[DATASET CONTENT]

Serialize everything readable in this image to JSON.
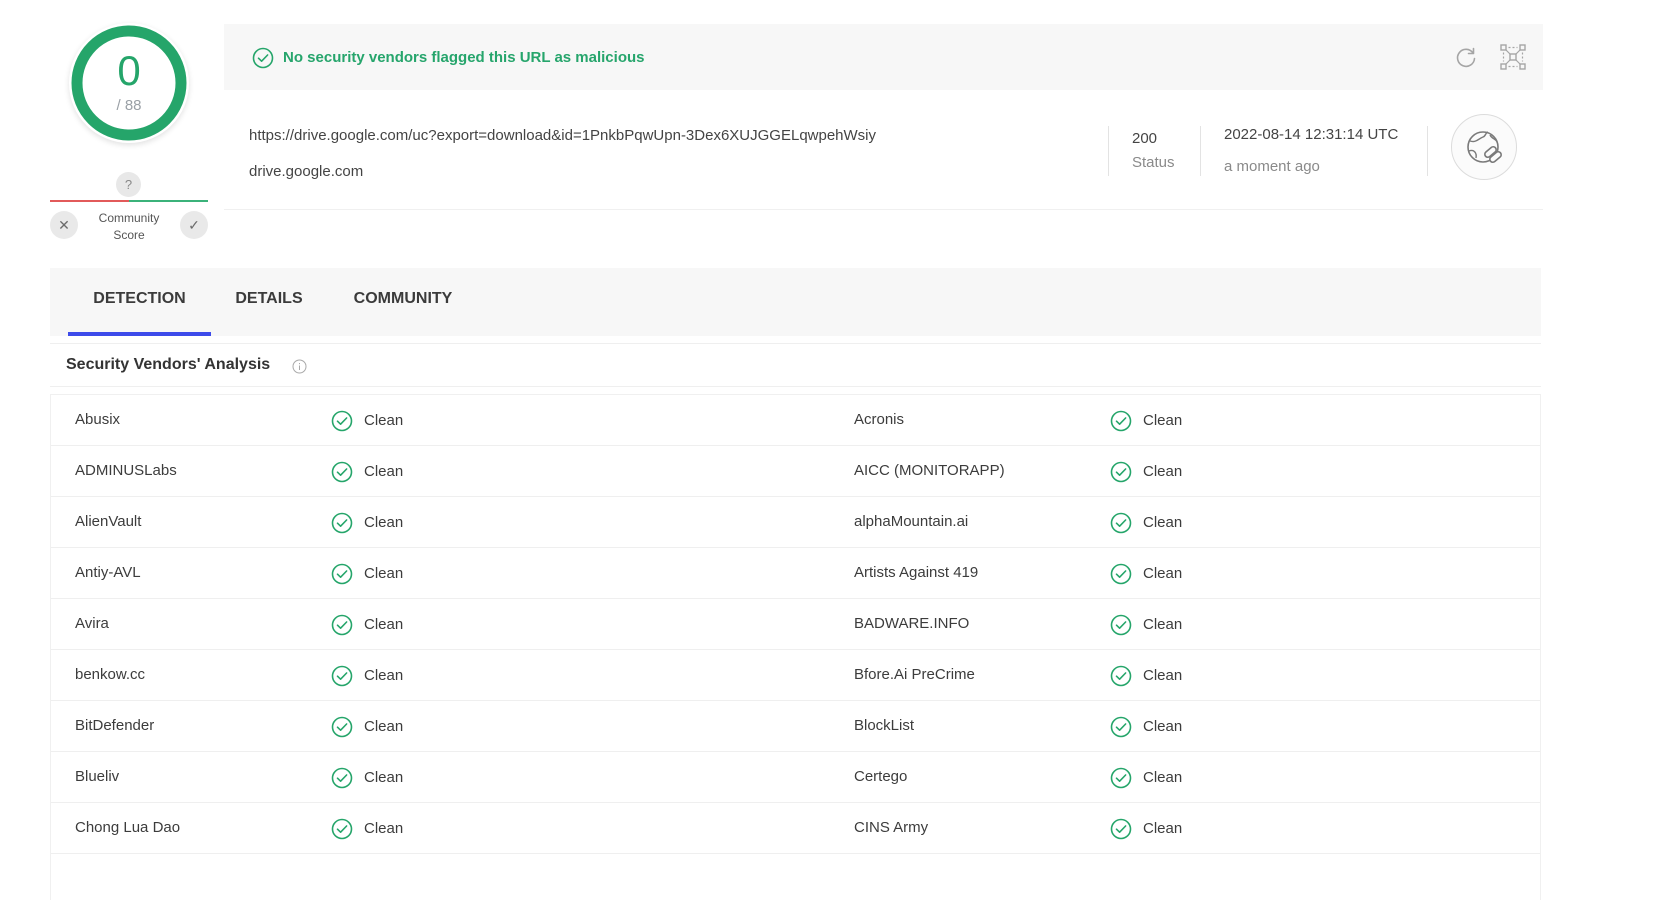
{
  "score": {
    "detections": "0",
    "total": "/ 88"
  },
  "community": {
    "question": "?",
    "label_line1": "Community",
    "label_line2": "Score",
    "down_glyph": "✕",
    "up_glyph": "✓"
  },
  "banner": {
    "message": "No security vendors flagged this URL as malicious"
  },
  "url_info": {
    "url": "https://drive.google.com/uc?export=download&id=1PnkbPqwUpn-3Dex6XUJGGELqwpehWsiy",
    "domain": "drive.google.com",
    "status_code": "200",
    "status_label": "Status",
    "scan_date": "2022-08-14 12:31:14 UTC",
    "scan_ago": "a moment ago"
  },
  "tabs": [
    {
      "label": "DETECTION",
      "active": true
    },
    {
      "label": "DETAILS",
      "active": false
    },
    {
      "label": "COMMUNITY",
      "active": false
    }
  ],
  "analysis": {
    "title": "Security Vendors' Analysis"
  },
  "vendors": [
    {
      "left_name": "Abusix",
      "left_result": "Clean",
      "right_name": "Acronis",
      "right_result": "Clean"
    },
    {
      "left_name": "ADMINUSLabs",
      "left_result": "Clean",
      "right_name": "AICC (MONITORAPP)",
      "right_result": "Clean"
    },
    {
      "left_name": "AlienVault",
      "left_result": "Clean",
      "right_name": "alphaMountain.ai",
      "right_result": "Clean"
    },
    {
      "left_name": "Antiy-AVL",
      "left_result": "Clean",
      "right_name": "Artists Against 419",
      "right_result": "Clean"
    },
    {
      "left_name": "Avira",
      "left_result": "Clean",
      "right_name": "BADWARE.INFO",
      "right_result": "Clean"
    },
    {
      "left_name": "benkow.cc",
      "left_result": "Clean",
      "right_name": "Bfore.Ai PreCrime",
      "right_result": "Clean"
    },
    {
      "left_name": "BitDefender",
      "left_result": "Clean",
      "right_name": "BlockList",
      "right_result": "Clean"
    },
    {
      "left_name": "Blueliv",
      "left_result": "Clean",
      "right_name": "Certego",
      "right_result": "Clean"
    },
    {
      "left_name": "Chong Lua Dao",
      "left_result": "Clean",
      "right_name": "CINS Army",
      "right_result": "Clean"
    }
  ],
  "colors": {
    "clean": "#25a56a",
    "tab_accent": "#3d4bea",
    "ring": "#25a56a"
  },
  "icons": {
    "banner": "check-circle-icon",
    "refresh": "refresh-icon",
    "graph": "graph-icon",
    "url_type": "web-link-icon",
    "info": "info-icon",
    "clean": "check-circle-icon"
  }
}
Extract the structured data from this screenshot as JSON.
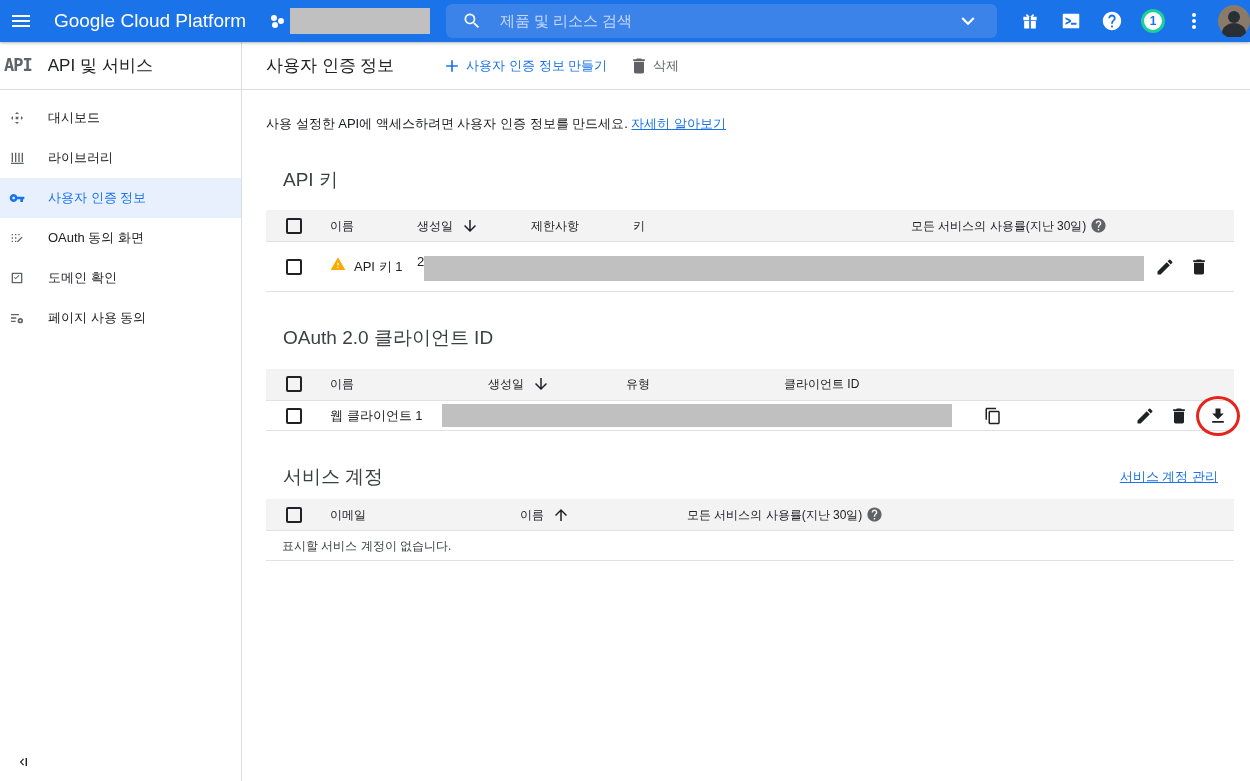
{
  "topbar": {
    "title": "Google Cloud Platform",
    "search": {
      "placeholder": "제품 및 리소스 검색"
    },
    "notification_count": "1"
  },
  "sidebar": {
    "logo": "API",
    "title": "API 및 서비스",
    "items": [
      {
        "label": "대시보드",
        "kind": "dashboard",
        "selected": false
      },
      {
        "label": "라이브러리",
        "kind": "library",
        "selected": false
      },
      {
        "label": "사용자 인증 정보",
        "kind": "key",
        "selected": true
      },
      {
        "label": "OAuth 동의 화면",
        "kind": "consent",
        "selected": false
      },
      {
        "label": "도메인 확인",
        "kind": "domain",
        "selected": false
      },
      {
        "label": "페이지 사용 동의",
        "kind": "settings",
        "selected": false
      }
    ]
  },
  "page": {
    "title": "사용자 인증 정보",
    "actions": [
      {
        "label": "사용자 인증 정보 만들기",
        "kind": "create",
        "disabled": false
      },
      {
        "label": "삭제",
        "kind": "delete",
        "disabled": true
      }
    ],
    "intro": "사용 설정한 API에 액세스하려면 사용자 인증 정보를 만드세요.",
    "intro_link": "자세히 알아보기"
  },
  "api_keys": {
    "title": "API 키",
    "header_checked": false,
    "columns": [
      {
        "label": "이름"
      },
      {
        "label": "생성일",
        "sorted": true,
        "descending": true
      },
      {
        "label": "제한사항"
      },
      {
        "label": "키"
      },
      {
        "label": "모든 서비스의 사용률(지난 30일)",
        "help": true
      }
    ],
    "rows": [
      {
        "checked": false,
        "warning": true,
        "name": "API 키 1",
        "created": "2",
        "actions": [
          {
            "kind": "edit"
          },
          {
            "kind": "delete"
          }
        ]
      }
    ]
  },
  "oauth": {
    "title": "OAuth 2.0 클라이언트 ID",
    "header_checked": false,
    "columns": [
      {
        "label": "이름"
      },
      {
        "label": "생성일",
        "sorted": true,
        "descending": true
      },
      {
        "label": "유형"
      },
      {
        "label": "클라이언트 ID"
      }
    ],
    "rows": [
      {
        "checked": false,
        "name": "웹 클라이언트 1",
        "actions": [
          {
            "kind": "edit"
          },
          {
            "kind": "delete"
          },
          {
            "kind": "download",
            "highlighted": true
          }
        ]
      }
    ]
  },
  "service_accounts": {
    "title": "서비스 계정",
    "manage_link": "서비스 계정 관리",
    "header_checked": false,
    "columns": [
      {
        "label": "이메일"
      },
      {
        "label": "이름",
        "sorted": true,
        "descending": false
      },
      {
        "label": "모든 서비스의 사용률(지난 30일)",
        "help": true
      }
    ],
    "empty": "표시할 서비스 계정이 없습니다."
  }
}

[INSTRUCTION] Pictures in the data above should not be copied; transcribe everything else exactly.

[EXERCISE RESPONSE]
Serialize everything readable in this image to JSON.
{
  "score": {
    "detections": "0",
    "total": "/ 88"
  },
  "community": {
    "question": "?",
    "label_line1": "Community",
    "label_line2": "Score",
    "down_glyph": "✕",
    "up_glyph": "✓"
  },
  "banner": {
    "message": "No security vendors flagged this URL as malicious"
  },
  "url_info": {
    "url": "https://drive.google.com/uc?export=download&id=1PnkbPqwUpn-3Dex6XUJGGELqwpehWsiy",
    "domain": "drive.google.com",
    "status_code": "200",
    "status_label": "Status",
    "scan_date": "2022-08-14 12:31:14 UTC",
    "scan_ago": "a moment ago"
  },
  "tabs": [
    {
      "label": "DETECTION",
      "active": true
    },
    {
      "label": "DETAILS",
      "active": false
    },
    {
      "label": "COMMUNITY",
      "active": false
    }
  ],
  "analysis": {
    "title": "Security Vendors' Analysis"
  },
  "vendors": [
    {
      "left_name": "Abusix",
      "left_result": "Clean",
      "right_name": "Acronis",
      "right_result": "Clean"
    },
    {
      "left_name": "ADMINUSLabs",
      "left_result": "Clean",
      "right_name": "AICC (MONITORAPP)",
      "right_result": "Clean"
    },
    {
      "left_name": "AlienVault",
      "left_result": "Clean",
      "right_name": "alphaMountain.ai",
      "right_result": "Clean"
    },
    {
      "left_name": "Antiy-AVL",
      "left_result": "Clean",
      "right_name": "Artists Against 419",
      "right_result": "Clean"
    },
    {
      "left_name": "Avira",
      "left_result": "Clean",
      "right_name": "BADWARE.INFO",
      "right_result": "Clean"
    },
    {
      "left_name": "benkow.cc",
      "left_result": "Clean",
      "right_name": "Bfore.Ai PreCrime",
      "right_result": "Clean"
    },
    {
      "left_name": "BitDefender",
      "left_result": "Clean",
      "right_name": "BlockList",
      "right_result": "Clean"
    },
    {
      "left_name": "Blueliv",
      "left_result": "Clean",
      "right_name": "Certego",
      "right_result": "Clean"
    },
    {
      "left_name": "Chong Lua Dao",
      "left_result": "Clean",
      "right_name": "CINS Army",
      "right_result": "Clean"
    }
  ],
  "colors": {
    "clean": "#25a56a",
    "tab_accent": "#3d4bea",
    "ring": "#25a56a"
  },
  "icons": {
    "banner": "check-circle-icon",
    "refresh": "refresh-icon",
    "graph": "graph-icon",
    "url_type": "web-link-icon",
    "info": "info-icon",
    "clean": "check-circle-icon"
  }
}
Extract the structured data from this screenshot as JSON.
{
  "topbar": {
    "title": "Google Cloud Platform",
    "search": {
      "placeholder": "제품 및 리소스 검색"
    },
    "notification_count": "1"
  },
  "sidebar": {
    "logo": "API",
    "title": "API 및 서비스",
    "items": [
      {
        "label": "대시보드",
        "kind": "dashboard",
        "selected": false
      },
      {
        "label": "라이브러리",
        "kind": "library",
        "selected": false
      },
      {
        "label": "사용자 인증 정보",
        "kind": "key",
        "selected": true
      },
      {
        "label": "OAuth 동의 화면",
        "kind": "consent",
        "selected": false
      },
      {
        "label": "도메인 확인",
        "kind": "domain",
        "selected": false
      },
      {
        "label": "페이지 사용 동의",
        "kind": "settings",
        "selected": false
      }
    ]
  },
  "page": {
    "title": "사용자 인증 정보",
    "actions": [
      {
        "label": "사용자 인증 정보 만들기",
        "kind": "create",
        "disabled": false
      },
      {
        "label": "삭제",
        "kind": "delete",
        "disabled": true
      }
    ],
    "intro": "사용 설정한 API에 액세스하려면 사용자 인증 정보를 만드세요.",
    "intro_link": "자세히 알아보기"
  },
  "api_keys": {
    "title": "API 키",
    "header_checked": false,
    "columns": [
      {
        "label": "이름"
      },
      {
        "label": "생성일",
        "sorted": true,
        "descending": true
      },
      {
        "label": "제한사항"
      },
      {
        "label": "키"
      },
      {
        "label": "모든 서비스의 사용률(지난 30일)",
        "help": true
      }
    ],
    "rows": [
      {
        "checked": false,
        "warning": true,
        "name": "API 키 1",
        "created": "2",
        "actions": [
          {
            "kind": "edit"
          },
          {
            "kind": "delete"
          }
        ]
      }
    ]
  },
  "oauth": {
    "title": "OAuth 2.0 클라이언트 ID",
    "header_checked": false,
    "columns": [
      {
        "label": "이름"
      },
      {
        "label": "생성일",
        "sorted": true,
        "descending": true
      },
      {
        "label": "유형"
      },
      {
        "label": "클라이언트 ID"
      }
    ],
    "rows": [
      {
        "checked": false,
        "name": "웹 클라이언트 1",
        "actions": [
          {
            "kind": "edit"
          },
          {
            "kind": "delete"
          },
          {
            "kind": "download",
            "highlighted": true
          }
        ]
      }
    ]
  },
  "service_accounts": {
    "title": "서비스 계정",
    "manage_link": "서비스 계정 관리",
    "header_checked": false,
    "columns": [
      {
        "label": "이메일"
      },
      {
        "label": "이름",
        "sorted": true,
        "descending": false
      },
      {
        "label": "모든 서비스의 사용률(지난 30일)",
        "help": true
      }
    ],
    "empty": "표시할 서비스 계정이 없습니다."
  }
}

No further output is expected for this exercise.